SET PROBLEM
Put every line of the items below into a Markdown table with the columns Row and Line. Number the rows in order and leave out any blank lines.

PROVIDED MATERIAL
========================================

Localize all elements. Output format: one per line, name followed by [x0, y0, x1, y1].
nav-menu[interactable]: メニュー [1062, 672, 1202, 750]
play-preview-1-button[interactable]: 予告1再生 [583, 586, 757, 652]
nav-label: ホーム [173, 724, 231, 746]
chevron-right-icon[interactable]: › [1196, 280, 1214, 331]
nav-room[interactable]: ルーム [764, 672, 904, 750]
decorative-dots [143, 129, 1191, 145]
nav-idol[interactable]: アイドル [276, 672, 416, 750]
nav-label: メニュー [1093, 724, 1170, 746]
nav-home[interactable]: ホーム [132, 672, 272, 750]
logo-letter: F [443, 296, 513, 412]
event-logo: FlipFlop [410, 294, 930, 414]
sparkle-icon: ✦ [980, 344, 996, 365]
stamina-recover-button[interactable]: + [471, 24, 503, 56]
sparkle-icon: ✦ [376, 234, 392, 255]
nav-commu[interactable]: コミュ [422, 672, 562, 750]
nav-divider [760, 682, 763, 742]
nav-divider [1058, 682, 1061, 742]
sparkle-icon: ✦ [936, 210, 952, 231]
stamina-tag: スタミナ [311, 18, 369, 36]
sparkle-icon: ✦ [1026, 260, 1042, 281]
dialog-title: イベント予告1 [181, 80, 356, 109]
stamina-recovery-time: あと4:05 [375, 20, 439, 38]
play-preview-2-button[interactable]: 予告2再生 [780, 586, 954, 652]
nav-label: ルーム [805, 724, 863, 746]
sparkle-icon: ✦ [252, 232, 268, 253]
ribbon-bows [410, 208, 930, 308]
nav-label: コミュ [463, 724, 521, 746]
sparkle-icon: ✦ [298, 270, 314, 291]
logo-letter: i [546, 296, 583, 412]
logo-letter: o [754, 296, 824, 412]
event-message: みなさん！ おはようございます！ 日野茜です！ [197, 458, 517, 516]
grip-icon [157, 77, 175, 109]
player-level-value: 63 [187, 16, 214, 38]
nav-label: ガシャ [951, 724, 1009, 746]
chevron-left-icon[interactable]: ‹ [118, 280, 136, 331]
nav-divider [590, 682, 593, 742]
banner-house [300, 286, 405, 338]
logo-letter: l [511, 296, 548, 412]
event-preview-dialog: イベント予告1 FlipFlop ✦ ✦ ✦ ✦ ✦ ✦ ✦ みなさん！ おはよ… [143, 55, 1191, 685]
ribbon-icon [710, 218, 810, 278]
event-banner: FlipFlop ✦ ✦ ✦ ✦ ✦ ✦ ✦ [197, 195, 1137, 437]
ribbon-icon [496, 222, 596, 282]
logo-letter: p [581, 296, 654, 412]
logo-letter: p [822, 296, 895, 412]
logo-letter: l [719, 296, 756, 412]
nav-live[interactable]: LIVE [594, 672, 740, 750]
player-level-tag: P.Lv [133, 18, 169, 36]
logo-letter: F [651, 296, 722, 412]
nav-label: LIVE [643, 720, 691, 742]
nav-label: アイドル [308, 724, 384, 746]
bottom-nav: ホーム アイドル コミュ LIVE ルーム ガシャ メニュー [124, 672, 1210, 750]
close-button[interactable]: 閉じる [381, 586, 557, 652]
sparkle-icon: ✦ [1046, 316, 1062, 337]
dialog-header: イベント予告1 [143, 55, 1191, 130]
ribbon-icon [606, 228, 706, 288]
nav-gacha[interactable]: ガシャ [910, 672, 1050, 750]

========================================

TASK RESPONSE
| Row | Line |
|---|---|
| 1 | Localize all elements. Output format: one per line, name followed by [x0, y0, x1, y1]. |
| 2 | nav-menu[interactable]: メニュー [1062, 672, 1202, 750] |
| 3 | play-preview-1-button[interactable]: 予告1再生 [583, 586, 757, 652] |
| 4 | nav-label: ホーム [173, 724, 231, 746] |
| 5 | chevron-right-icon[interactable]: › [1196, 280, 1214, 331] |
| 6 | nav-room[interactable]: ルーム [764, 672, 904, 750] |
| 7 | decorative-dots [143, 129, 1191, 145] |
| 8 | nav-idol[interactable]: アイドル [276, 672, 416, 750] |
| 9 | nav-label: メニュー [1093, 724, 1170, 746] |
| 10 | nav-home[interactable]: ホーム [132, 672, 272, 750] |
| 11 | logo-letter: F [443, 296, 513, 412] |
| 12 | event-logo: FlipFlop [410, 294, 930, 414] |
| 13 | sparkle-icon: ✦ [980, 344, 996, 365] |
| 14 | stamina-recover-button[interactable]: + [471, 24, 503, 56] |
| 15 | sparkle-icon: ✦ [376, 234, 392, 255] |
| 16 | nav-commu[interactable]: コミュ [422, 672, 562, 750] |
| 17 | nav-divider [760, 682, 763, 742] |
| 18 | nav-divider [1058, 682, 1061, 742] |
| 19 | sparkle-icon: ✦ [936, 210, 952, 231] |
| 20 | stamina-tag: スタミナ [311, 18, 369, 36] |
| 21 | sparkle-icon: ✦ [1026, 260, 1042, 281] |
| 22 | dialog-title: イベント予告1 [181, 80, 356, 109] |
| 23 | stamina-recovery-time: あと4:05 [375, 20, 439, 38] |
| 24 | play-preview-2-button[interactable]: 予告2再生 [780, 586, 954, 652] |
| 25 | nav-label: ルーム [805, 724, 863, 746] |
| 26 | sparkle-icon: ✦ [252, 232, 268, 253] |
| 27 | ribbon-bows [410, 208, 930, 308] |
| 28 | nav-label: コミュ [463, 724, 521, 746] |
| 29 | sparkle-icon: ✦ [298, 270, 314, 291] |
| 30 | logo-letter: i [546, 296, 583, 412] |
| 31 | logo-letter: o [754, 296, 824, 412] |
| 32 | event-message: みなさん！ おはようございます！ 日野茜です！ [197, 458, 517, 516] |
| 33 | grip-icon [157, 77, 175, 109] |
| 34 | player-level-value: 63 [187, 16, 214, 38] |
| 35 | nav-label: ガシャ [951, 724, 1009, 746] |
| 36 | chevron-left-icon[interactable]: ‹ [118, 280, 136, 331] |
| 37 | nav-divider [590, 682, 593, 742] |
| 38 | banner-house [300, 286, 405, 338] |
| 39 | logo-letter: l [511, 296, 548, 412] |
| 40 | event-preview-dialog: イベント予告1 FlipFlop ✦ ✦ ✦ ✦ ✦ ✦ ✦ みなさん！ おはよ… [143, 55, 1191, 685] |
| 41 | ribbon-icon [710, 218, 810, 278] |
| 42 | event-banner: FlipFlop ✦ ✦ ✦ ✦ ✦ ✦ ✦ [197, 195, 1137, 437] |
| 43 | ribbon-icon [496, 222, 596, 282] |
| 44 | logo-letter: p [581, 296, 654, 412] |
| 45 | logo-letter: p [822, 296, 895, 412] |
| 46 | logo-letter: l [719, 296, 756, 412] |
| 47 | nav-live[interactable]: LIVE [594, 672, 740, 750] |
| 48 | player-level-tag: P.Lv [133, 18, 169, 36] |
| 49 | logo-letter: F [651, 296, 722, 412] |
| 50 | nav-label: LIVE [643, 720, 691, 742] |
| 51 | nav-label: アイドル [308, 724, 384, 746] |
| 52 | bottom-nav: ホーム アイドル コミュ LIVE ルーム ガシャ メニュー [124, 672, 1210, 750] |
| 53 | close-button[interactable]: 閉じる [381, 586, 557, 652] |
| 54 | sparkle-icon: ✦ [1046, 316, 1062, 337] |
| 55 | dialog-header: イベント予告1 [143, 55, 1191, 130] |
| 56 | ribbon-icon [606, 228, 706, 288] |
| 57 | nav-gacha[interactable]: ガシャ [910, 672, 1050, 750] |